* Exercise task *
Show all lines holding the string "this".

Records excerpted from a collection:
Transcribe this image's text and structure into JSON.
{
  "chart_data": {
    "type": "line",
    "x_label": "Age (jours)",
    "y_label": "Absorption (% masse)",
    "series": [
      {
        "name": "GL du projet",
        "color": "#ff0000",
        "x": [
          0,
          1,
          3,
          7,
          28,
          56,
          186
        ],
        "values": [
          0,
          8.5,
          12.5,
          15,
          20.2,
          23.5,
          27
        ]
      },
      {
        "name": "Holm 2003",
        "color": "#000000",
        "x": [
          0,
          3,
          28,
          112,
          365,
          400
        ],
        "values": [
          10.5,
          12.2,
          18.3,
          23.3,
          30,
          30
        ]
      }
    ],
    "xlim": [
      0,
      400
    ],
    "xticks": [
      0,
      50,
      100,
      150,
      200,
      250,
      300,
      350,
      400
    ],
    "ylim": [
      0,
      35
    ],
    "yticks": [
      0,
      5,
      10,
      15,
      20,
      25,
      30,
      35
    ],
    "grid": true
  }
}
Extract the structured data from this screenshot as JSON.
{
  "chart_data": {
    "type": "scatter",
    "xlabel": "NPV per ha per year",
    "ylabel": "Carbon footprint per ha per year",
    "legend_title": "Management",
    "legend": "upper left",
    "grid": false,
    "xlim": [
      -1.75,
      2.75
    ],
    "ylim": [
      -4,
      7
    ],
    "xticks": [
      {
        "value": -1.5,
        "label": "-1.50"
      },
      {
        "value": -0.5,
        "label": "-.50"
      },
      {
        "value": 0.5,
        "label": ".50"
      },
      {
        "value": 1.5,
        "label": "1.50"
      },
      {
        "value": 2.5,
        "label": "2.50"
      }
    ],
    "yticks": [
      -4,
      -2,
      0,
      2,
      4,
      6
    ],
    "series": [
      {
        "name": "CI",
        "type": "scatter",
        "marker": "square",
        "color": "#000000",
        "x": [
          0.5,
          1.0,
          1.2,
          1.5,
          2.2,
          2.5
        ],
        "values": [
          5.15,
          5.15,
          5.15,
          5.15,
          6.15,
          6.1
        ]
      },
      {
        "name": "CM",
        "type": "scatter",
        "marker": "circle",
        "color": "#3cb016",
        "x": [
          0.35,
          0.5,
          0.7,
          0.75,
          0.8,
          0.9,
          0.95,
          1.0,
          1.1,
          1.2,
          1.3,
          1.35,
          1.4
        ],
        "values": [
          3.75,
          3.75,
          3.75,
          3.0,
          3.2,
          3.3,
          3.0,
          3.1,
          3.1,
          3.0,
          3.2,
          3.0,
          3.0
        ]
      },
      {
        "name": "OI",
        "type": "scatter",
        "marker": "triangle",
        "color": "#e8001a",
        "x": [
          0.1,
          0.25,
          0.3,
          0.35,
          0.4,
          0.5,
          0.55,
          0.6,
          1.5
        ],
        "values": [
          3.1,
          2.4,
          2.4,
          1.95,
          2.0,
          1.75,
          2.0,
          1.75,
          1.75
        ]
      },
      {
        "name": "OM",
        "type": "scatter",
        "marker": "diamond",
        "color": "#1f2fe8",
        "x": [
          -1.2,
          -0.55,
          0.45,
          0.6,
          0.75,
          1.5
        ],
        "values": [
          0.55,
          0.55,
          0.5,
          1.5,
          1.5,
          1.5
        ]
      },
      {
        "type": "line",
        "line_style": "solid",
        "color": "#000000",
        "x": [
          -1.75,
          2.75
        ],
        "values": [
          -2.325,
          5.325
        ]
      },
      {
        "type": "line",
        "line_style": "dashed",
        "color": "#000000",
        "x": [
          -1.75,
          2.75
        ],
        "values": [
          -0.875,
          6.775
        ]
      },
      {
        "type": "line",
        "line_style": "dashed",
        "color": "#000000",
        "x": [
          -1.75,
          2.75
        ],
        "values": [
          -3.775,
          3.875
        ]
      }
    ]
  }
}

* Finished exercise *
Transcribe this image's text and structure into JSON.
Extract the structured data from this screenshot as JSON.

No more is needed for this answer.